● **Extract provided**:
--- start ---
# A General $\mathcal{O}(n^2)$ Hyper-Parameter Optimization for Gaussian   Process Regression with Cross-Validation and Non-linearly Constrained ADMM

**Authors:** Linning Xu, Feng Yin, Jiawei Zhang, Zhi-Quan Luo, Shuguang Cui

arXiv: 1906.02387 · 2019-06-10

## TL;DR

This paper introduces two novel hyper-parameter optimization schemes for Gaussian process regression that achieve quadratic complexity using cross-validation and ADMM, outperforming traditional methods in accuracy and efficiency.

## Contribution

It proposes general-purpose GP hyper-parameter training schemes replacing maximum likelihood with cross-validation and gradient descent with ADMM, reducing complexity to O(n^2).

## Key findings

- Schemes demonstrate excellent convergence and accuracy.
- Significant reduction in computational time.
- Effective on both synthetic and real datasets.
--- end ---
● **Challenges**:
**A)** Using the summary of the paper on Gaussian process hyper-parameter optimization, say whether each statement agrees with it. Answer yes or no and quote the deciding words. (i) The proposed schemes replace maximum likelihood with cross-validation. (ii) The schemes were shown to be effective only on synthetic datasets. (iii) The schemes reduce complexity to O(n^3).
**B)** Resume the summary of the paper on Gaussian process hyper-parameter optimization, starting after its final key finding.
The data after this sentence is not needed.

● **Entries shown**:
--- start ---
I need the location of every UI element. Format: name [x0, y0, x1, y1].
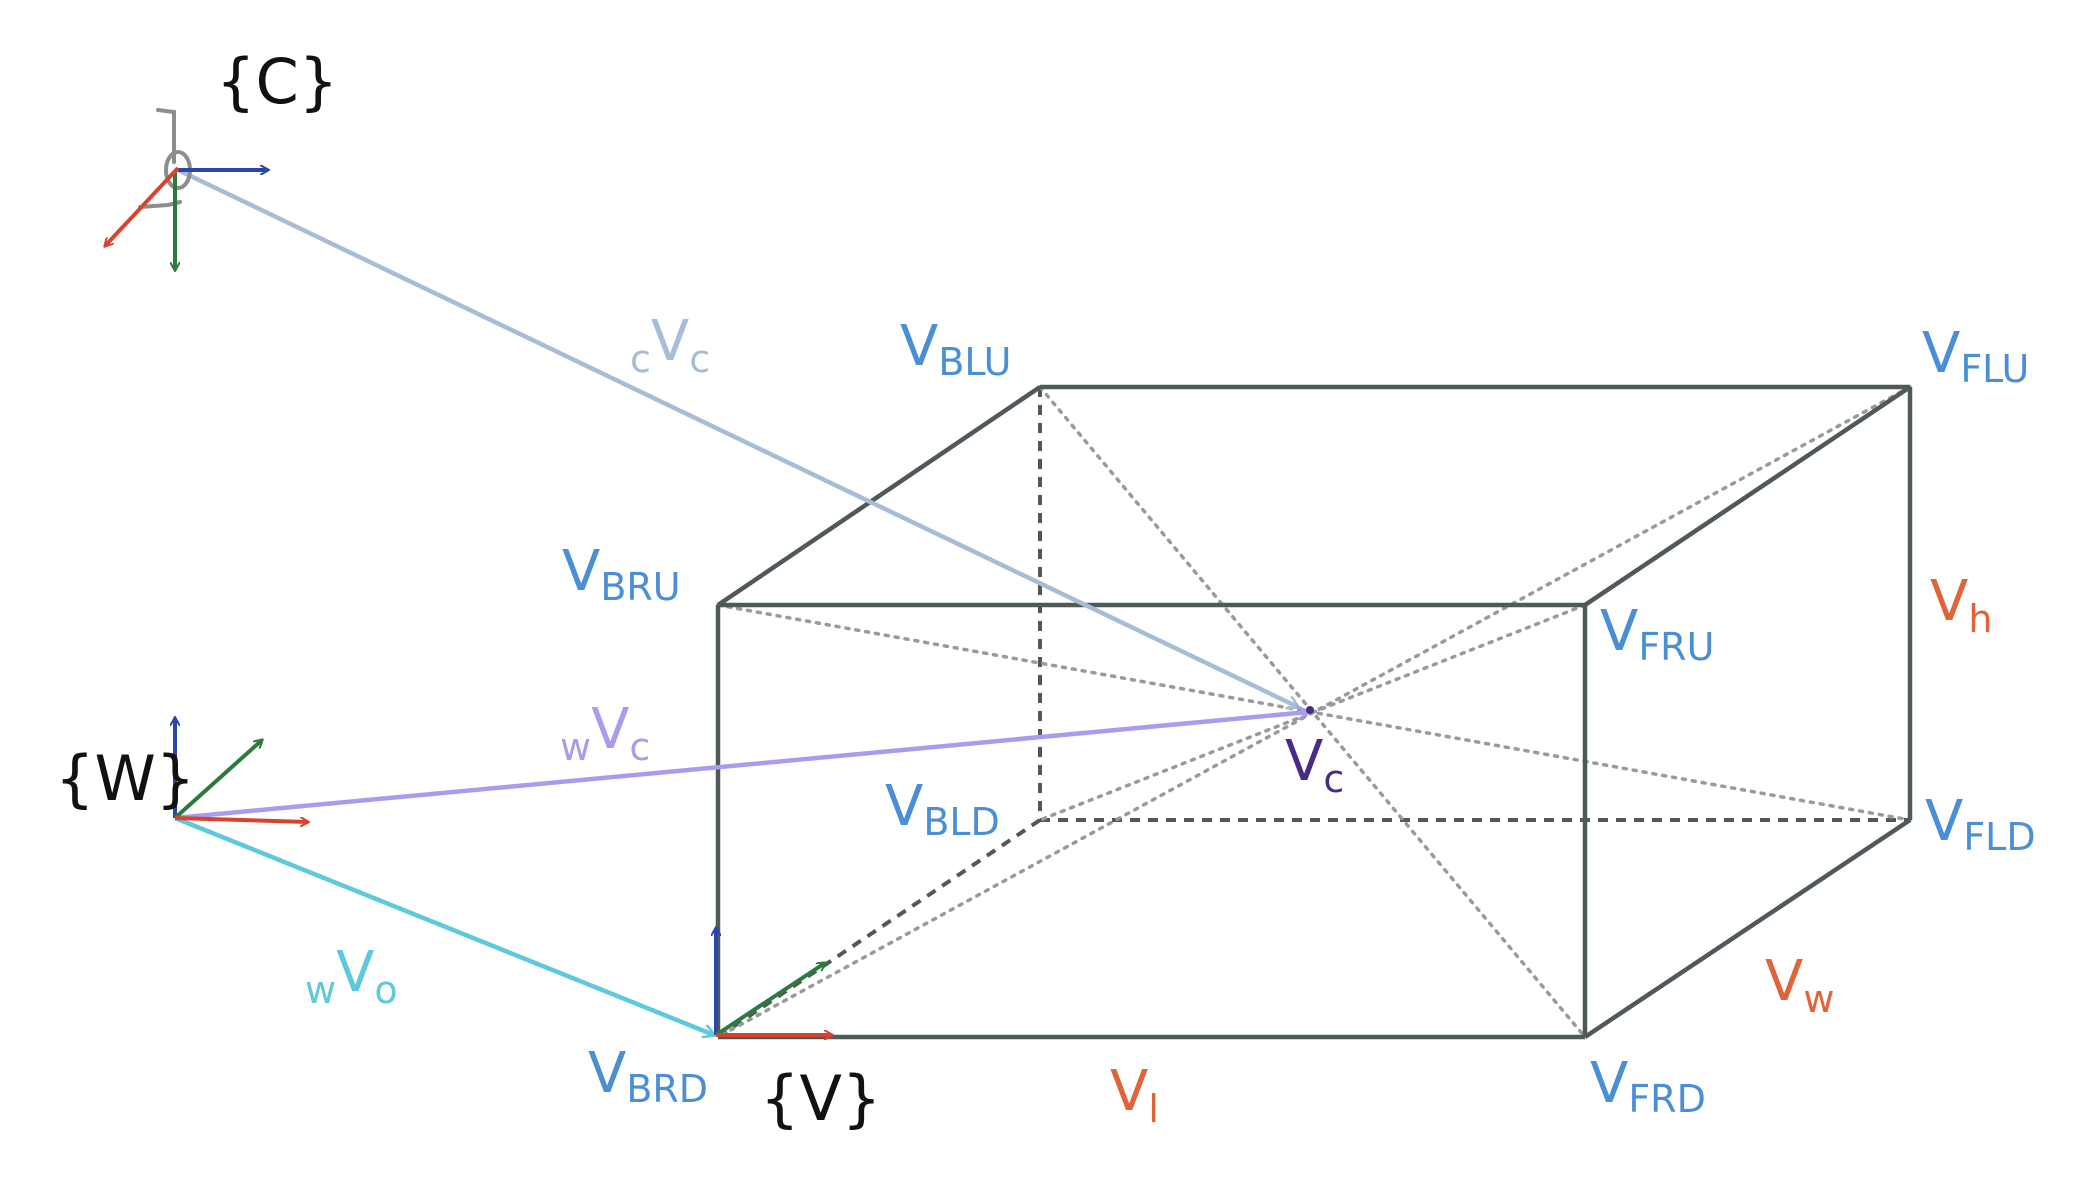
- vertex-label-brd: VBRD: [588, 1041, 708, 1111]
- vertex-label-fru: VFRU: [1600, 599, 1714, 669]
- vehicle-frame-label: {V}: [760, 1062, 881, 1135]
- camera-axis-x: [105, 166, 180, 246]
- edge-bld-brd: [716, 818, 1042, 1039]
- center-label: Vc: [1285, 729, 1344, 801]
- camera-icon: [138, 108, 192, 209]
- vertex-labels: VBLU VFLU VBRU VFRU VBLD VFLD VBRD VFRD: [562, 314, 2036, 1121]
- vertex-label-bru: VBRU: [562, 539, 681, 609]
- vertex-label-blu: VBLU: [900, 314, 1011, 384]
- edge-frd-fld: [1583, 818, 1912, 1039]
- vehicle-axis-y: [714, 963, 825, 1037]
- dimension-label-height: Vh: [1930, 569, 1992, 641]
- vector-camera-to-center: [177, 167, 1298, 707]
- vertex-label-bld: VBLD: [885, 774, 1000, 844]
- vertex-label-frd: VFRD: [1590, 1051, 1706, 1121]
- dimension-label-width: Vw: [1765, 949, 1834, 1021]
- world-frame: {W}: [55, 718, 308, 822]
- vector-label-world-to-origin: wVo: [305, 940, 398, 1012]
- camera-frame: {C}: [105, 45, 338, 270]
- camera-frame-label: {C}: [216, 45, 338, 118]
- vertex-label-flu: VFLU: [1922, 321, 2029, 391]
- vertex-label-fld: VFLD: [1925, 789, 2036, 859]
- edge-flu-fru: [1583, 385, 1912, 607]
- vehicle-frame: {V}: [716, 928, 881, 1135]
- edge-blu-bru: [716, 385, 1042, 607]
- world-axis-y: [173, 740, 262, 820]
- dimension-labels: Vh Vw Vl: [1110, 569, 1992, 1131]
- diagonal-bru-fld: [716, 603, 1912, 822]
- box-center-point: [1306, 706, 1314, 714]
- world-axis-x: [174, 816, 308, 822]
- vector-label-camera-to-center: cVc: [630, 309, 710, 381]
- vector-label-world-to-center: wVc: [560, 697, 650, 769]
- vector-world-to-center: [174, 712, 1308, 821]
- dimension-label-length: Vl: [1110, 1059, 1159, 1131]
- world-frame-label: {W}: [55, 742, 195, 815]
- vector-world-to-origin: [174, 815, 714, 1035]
--- end ---
● **Per-task outputs**:
**A)**
(i) Yes: "replacing maximum likelihood with cross-validation"
(ii) No: "Effective on both synthetic and real datasets."
(iii) No: "reducing complexity to O(n^2)"

**B)**
## Abstract

Hyper-parameter optimization remains as the core issue of Gaussian process (GP) for machine learning nowadays. The benchmark method using maximum likelihood (ML) estimation and gradient descent (GD) is impractical for processing big data due to its $O(n^3)$ complexity. Many sophisticated global or local approximation models, for instance, sparse GP, distributed GP, have been proposed to address such complexity issue. In this paper, we propose two novel and general-purpose GP hyper-parameter training schemes (GPCV-ADMM) by replacing ML with cross-validation (CV) as the fitting criterion and replacing GD with a non-linearly constrained alternating direction method of multipliers (ADMM) as the optimization method. The proposed schemes are of $O(n^2)$ complexity for any covariance matrix without special structure. We conduct various experiments based on both synthetic and real data sets, wherein the proposed schemes show excellent performance in terms of convergence, hyper-parameter estimation accuracy, and computational time in comparison with the traditional ML based routines given in the GPML toolbox.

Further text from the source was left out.